Records of where elements appear:
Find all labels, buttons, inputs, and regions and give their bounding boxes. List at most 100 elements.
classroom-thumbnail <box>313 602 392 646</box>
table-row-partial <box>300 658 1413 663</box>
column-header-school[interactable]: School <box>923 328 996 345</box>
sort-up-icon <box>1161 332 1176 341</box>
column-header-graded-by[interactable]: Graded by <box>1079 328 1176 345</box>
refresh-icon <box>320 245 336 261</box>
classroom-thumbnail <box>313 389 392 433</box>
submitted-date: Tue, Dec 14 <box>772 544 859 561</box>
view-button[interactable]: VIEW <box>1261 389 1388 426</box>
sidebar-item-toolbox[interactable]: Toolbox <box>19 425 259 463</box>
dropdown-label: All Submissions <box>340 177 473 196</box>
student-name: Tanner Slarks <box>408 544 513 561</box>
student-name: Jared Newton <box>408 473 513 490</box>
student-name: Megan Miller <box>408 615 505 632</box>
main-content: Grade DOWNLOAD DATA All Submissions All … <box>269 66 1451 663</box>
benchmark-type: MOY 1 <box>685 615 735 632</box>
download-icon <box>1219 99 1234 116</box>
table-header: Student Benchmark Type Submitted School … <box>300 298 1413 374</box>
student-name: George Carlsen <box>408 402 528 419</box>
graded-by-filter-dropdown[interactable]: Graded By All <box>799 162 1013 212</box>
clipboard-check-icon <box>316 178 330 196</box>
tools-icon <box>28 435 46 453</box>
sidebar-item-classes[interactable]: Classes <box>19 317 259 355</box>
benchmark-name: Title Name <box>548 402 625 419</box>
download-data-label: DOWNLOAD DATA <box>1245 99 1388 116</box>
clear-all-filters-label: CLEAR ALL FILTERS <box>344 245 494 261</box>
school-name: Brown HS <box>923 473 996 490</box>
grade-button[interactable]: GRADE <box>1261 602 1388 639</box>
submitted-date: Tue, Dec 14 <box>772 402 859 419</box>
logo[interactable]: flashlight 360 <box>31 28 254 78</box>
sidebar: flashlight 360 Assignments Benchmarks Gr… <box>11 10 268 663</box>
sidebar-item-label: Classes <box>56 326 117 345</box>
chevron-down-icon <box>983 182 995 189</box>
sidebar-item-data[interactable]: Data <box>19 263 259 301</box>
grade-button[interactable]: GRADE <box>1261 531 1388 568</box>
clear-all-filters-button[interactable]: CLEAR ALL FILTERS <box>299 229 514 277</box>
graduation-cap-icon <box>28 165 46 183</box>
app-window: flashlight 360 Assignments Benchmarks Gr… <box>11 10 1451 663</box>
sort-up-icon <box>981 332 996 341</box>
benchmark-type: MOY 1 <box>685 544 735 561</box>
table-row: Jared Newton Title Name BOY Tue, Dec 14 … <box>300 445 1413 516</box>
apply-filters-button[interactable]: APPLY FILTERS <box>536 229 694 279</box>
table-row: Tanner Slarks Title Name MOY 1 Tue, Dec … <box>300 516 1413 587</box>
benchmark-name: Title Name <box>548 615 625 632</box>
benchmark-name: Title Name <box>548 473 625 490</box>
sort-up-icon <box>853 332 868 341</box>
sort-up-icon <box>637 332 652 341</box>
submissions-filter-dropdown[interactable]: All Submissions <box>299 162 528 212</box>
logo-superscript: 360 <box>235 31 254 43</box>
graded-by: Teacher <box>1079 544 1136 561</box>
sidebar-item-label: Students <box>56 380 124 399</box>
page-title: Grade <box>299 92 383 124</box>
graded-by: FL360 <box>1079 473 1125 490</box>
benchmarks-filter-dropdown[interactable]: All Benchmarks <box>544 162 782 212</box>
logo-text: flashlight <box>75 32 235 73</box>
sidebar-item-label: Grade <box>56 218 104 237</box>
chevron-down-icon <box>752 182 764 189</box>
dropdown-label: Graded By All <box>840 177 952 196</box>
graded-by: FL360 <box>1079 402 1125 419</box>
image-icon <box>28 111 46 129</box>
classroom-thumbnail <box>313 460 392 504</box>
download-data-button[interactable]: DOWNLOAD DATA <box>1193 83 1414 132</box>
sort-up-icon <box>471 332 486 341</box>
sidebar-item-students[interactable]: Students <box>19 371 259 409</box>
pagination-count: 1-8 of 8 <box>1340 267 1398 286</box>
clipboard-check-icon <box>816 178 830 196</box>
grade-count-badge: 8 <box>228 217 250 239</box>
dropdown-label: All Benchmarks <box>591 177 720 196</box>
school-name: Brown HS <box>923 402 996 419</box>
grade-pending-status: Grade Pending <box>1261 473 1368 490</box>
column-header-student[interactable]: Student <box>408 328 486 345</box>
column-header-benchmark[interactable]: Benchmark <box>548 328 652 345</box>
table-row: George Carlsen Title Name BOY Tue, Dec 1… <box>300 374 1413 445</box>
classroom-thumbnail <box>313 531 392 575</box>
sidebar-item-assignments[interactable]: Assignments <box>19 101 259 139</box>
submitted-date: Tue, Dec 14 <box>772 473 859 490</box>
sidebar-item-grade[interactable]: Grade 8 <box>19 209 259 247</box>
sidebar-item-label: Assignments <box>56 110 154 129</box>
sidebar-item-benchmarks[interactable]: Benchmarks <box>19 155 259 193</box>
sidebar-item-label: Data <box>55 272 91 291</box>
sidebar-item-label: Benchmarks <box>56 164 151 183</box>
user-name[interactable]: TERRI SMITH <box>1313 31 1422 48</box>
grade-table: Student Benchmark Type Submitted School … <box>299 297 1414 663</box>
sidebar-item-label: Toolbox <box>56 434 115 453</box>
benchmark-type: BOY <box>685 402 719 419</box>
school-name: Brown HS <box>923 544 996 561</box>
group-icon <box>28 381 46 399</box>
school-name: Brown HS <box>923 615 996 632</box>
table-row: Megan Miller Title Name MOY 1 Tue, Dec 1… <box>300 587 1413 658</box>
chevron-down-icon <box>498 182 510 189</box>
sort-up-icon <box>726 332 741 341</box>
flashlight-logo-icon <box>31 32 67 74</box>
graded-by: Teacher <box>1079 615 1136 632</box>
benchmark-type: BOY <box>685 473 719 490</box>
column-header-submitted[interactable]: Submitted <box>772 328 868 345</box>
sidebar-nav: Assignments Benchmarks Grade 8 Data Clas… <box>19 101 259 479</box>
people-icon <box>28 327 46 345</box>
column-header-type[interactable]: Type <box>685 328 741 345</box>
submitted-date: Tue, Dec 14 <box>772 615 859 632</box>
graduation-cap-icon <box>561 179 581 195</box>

GOAL:
List every line of the records above that contains the word "flashlight".

CORRECT RESPONSE:
logo[interactable]: flashlight 360 <box>31 28 254 78</box>
sidebar: flashlight 360 Assignments Benchmarks Gr… <box>11 10 268 663</box>
app-window: flashlight 360 Assignments Benchmarks Gr… <box>11 10 1451 663</box>
logo-text: flashlight <box>75 32 235 73</box>
flashlight-logo-icon <box>31 32 67 74</box>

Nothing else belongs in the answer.